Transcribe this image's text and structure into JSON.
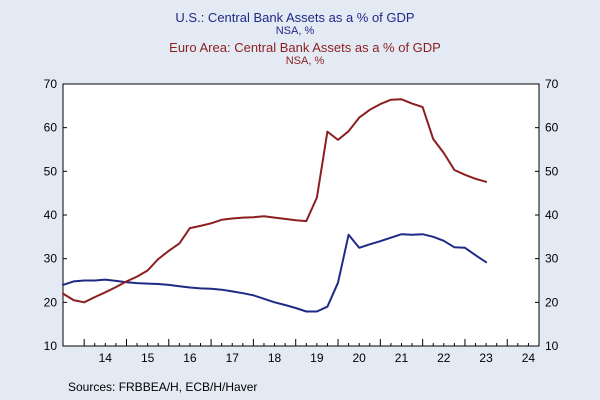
{
  "chart_data": {
    "type": "line",
    "title": "",
    "xlabel": "",
    "ylabel": "",
    "source": "Sources:  FRBBEA/H, ECB/H/Haver",
    "x_tick_labels": [
      "14",
      "15",
      "16",
      "17",
      "18",
      "19",
      "20",
      "21",
      "22",
      "23",
      "24"
    ],
    "x_range": [
      2013.5,
      2024.75
    ],
    "ylim": [
      10,
      70
    ],
    "y_ticks": [
      10,
      20,
      30,
      40,
      50,
      60,
      70
    ],
    "y_tick_labels": [
      "10",
      "20",
      "30",
      "40",
      "50",
      "60",
      "70"
    ],
    "grid": false,
    "legend_placement": "top-center",
    "series": [
      {
        "name": "U.S.: Central Bank Assets as a % of GDP",
        "subtitle": "NSA, %",
        "color": "#1f2a86",
        "x": [
          2013.5,
          2013.75,
          2014.0,
          2014.25,
          2014.5,
          2014.75,
          2015.0,
          2015.25,
          2015.5,
          2015.75,
          2016.0,
          2016.25,
          2016.5,
          2016.75,
          2017.0,
          2017.25,
          2017.5,
          2017.75,
          2018.0,
          2018.25,
          2018.5,
          2018.75,
          2019.0,
          2019.25,
          2019.5,
          2019.75,
          2020.0,
          2020.25,
          2020.5,
          2020.75,
          2021.0,
          2021.25,
          2021.5,
          2021.75,
          2022.0,
          2022.25,
          2022.5,
          2022.75,
          2023.0,
          2023.25,
          2023.5
        ],
        "y": [
          24.0,
          24.8,
          25.0,
          25.0,
          25.2,
          24.9,
          24.6,
          24.4,
          24.3,
          24.2,
          24.0,
          23.7,
          23.4,
          23.2,
          23.1,
          22.9,
          22.5,
          22.1,
          21.6,
          20.8,
          20.0,
          19.4,
          18.7,
          17.9,
          17.9,
          19.0,
          24.5,
          35.5,
          32.5,
          33.3,
          34.0,
          34.8,
          35.6,
          35.5,
          35.6,
          35.0,
          34.1,
          32.6,
          32.5,
          30.8,
          29.2
        ]
      },
      {
        "name": "Euro Area: Central Bank Assets as a % of GDP",
        "subtitle": "NSA, %",
        "color": "#8b1f1f",
        "x": [
          2013.5,
          2013.75,
          2014.0,
          2014.25,
          2014.5,
          2014.75,
          2015.0,
          2015.25,
          2015.5,
          2015.75,
          2016.0,
          2016.25,
          2016.5,
          2016.75,
          2017.0,
          2017.25,
          2017.5,
          2017.75,
          2018.0,
          2018.25,
          2018.5,
          2018.75,
          2019.0,
          2019.25,
          2019.5,
          2019.75,
          2020.0,
          2020.25,
          2020.5,
          2020.75,
          2021.0,
          2021.25,
          2021.5,
          2021.75,
          2022.0,
          2022.25,
          2022.5,
          2022.75,
          2023.0,
          2023.25,
          2023.5
        ],
        "y": [
          22.0,
          20.5,
          20.0,
          21.2,
          22.3,
          23.5,
          24.8,
          25.9,
          27.3,
          29.9,
          31.8,
          33.5,
          37.0,
          37.5,
          38.1,
          38.9,
          39.2,
          39.4,
          39.5,
          39.7,
          39.4,
          39.1,
          38.8,
          38.6,
          44.0,
          59.1,
          57.2,
          59.2,
          62.3,
          64.1,
          65.4,
          66.4,
          66.5,
          65.5,
          64.7,
          57.4,
          54.2,
          50.3,
          49.2,
          48.3,
          47.6
        ]
      }
    ]
  }
}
▬▬▬▬▬▬
Strip the images and reproduce the remaining records precisely.

Transcribe this image's text and structure into JSON.
{
  "chart_data": {
    "type": "line",
    "title": "",
    "xlabel": "",
    "ylabel": "",
    "source": "Sources:  FRBBEA/H, ECB/H/Haver",
    "x_tick_labels": [
      "14",
      "15",
      "16",
      "17",
      "18",
      "19",
      "20",
      "21",
      "22",
      "23",
      "24"
    ],
    "x_range": [
      2013.5,
      2024.75
    ],
    "ylim": [
      10,
      70
    ],
    "y_ticks": [
      10,
      20,
      30,
      40,
      50,
      60,
      70
    ],
    "y_tick_labels": [
      "10",
      "20",
      "30",
      "40",
      "50",
      "60",
      "70"
    ],
    "grid": false,
    "legend_placement": "top-center",
    "series": [
      {
        "name": "U.S.: Central Bank Assets as a % of GDP",
        "subtitle": "NSA, %",
        "color": "#1f2a86",
        "x": [
          2013.5,
          2013.75,
          2014.0,
          2014.25,
          2014.5,
          2014.75,
          2015.0,
          2015.25,
          2015.5,
          2015.75,
          2016.0,
          2016.25,
          2016.5,
          2016.75,
          2017.0,
          2017.25,
          2017.5,
          2017.75,
          2018.0,
          2018.25,
          2018.5,
          2018.75,
          2019.0,
          2019.25,
          2019.5,
          2019.75,
          2020.0,
          2020.25,
          2020.5,
          2020.75,
          2021.0,
          2021.25,
          2021.5,
          2021.75,
          2022.0,
          2022.25,
          2022.5,
          2022.75,
          2023.0,
          2023.25,
          2023.5
        ],
        "y": [
          24.0,
          24.8,
          25.0,
          25.0,
          25.2,
          24.9,
          24.6,
          24.4,
          24.3,
          24.2,
          24.0,
          23.7,
          23.4,
          23.2,
          23.1,
          22.9,
          22.5,
          22.1,
          21.6,
          20.8,
          20.0,
          19.4,
          18.7,
          17.9,
          17.9,
          19.0,
          24.5,
          35.5,
          32.5,
          33.3,
          34.0,
          34.8,
          35.6,
          35.5,
          35.6,
          35.0,
          34.1,
          32.6,
          32.5,
          30.8,
          29.2
        ]
      },
      {
        "name": "Euro Area: Central Bank Assets as a % of GDP",
        "subtitle": "NSA, %",
        "color": "#8b1f1f",
        "x": [
          2013.5,
          2013.75,
          2014.0,
          2014.25,
          2014.5,
          2014.75,
          2015.0,
          2015.25,
          2015.5,
          2015.75,
          2016.0,
          2016.25,
          2016.5,
          2016.75,
          2017.0,
          2017.25,
          2017.5,
          2017.75,
          2018.0,
          2018.25,
          2018.5,
          2018.75,
          2019.0,
          2019.25,
          2019.5,
          2019.75,
          2020.0,
          2020.25,
          2020.5,
          2020.75,
          2021.0,
          2021.25,
          2021.5,
          2021.75,
          2022.0,
          2022.25,
          2022.5,
          2022.75,
          2023.0,
          2023.25,
          2023.5
        ],
        "y": [
          22.0,
          20.5,
          20.0,
          21.2,
          22.3,
          23.5,
          24.8,
          25.9,
          27.3,
          29.9,
          31.8,
          33.5,
          37.0,
          37.5,
          38.1,
          38.9,
          39.2,
          39.4,
          39.5,
          39.7,
          39.4,
          39.1,
          38.8,
          38.6,
          44.0,
          59.1,
          57.2,
          59.2,
          62.3,
          64.1,
          65.4,
          66.4,
          66.5,
          65.5,
          64.7,
          57.4,
          54.2,
          50.3,
          49.2,
          48.3,
          47.6
        ]
      }
    ]
  }
}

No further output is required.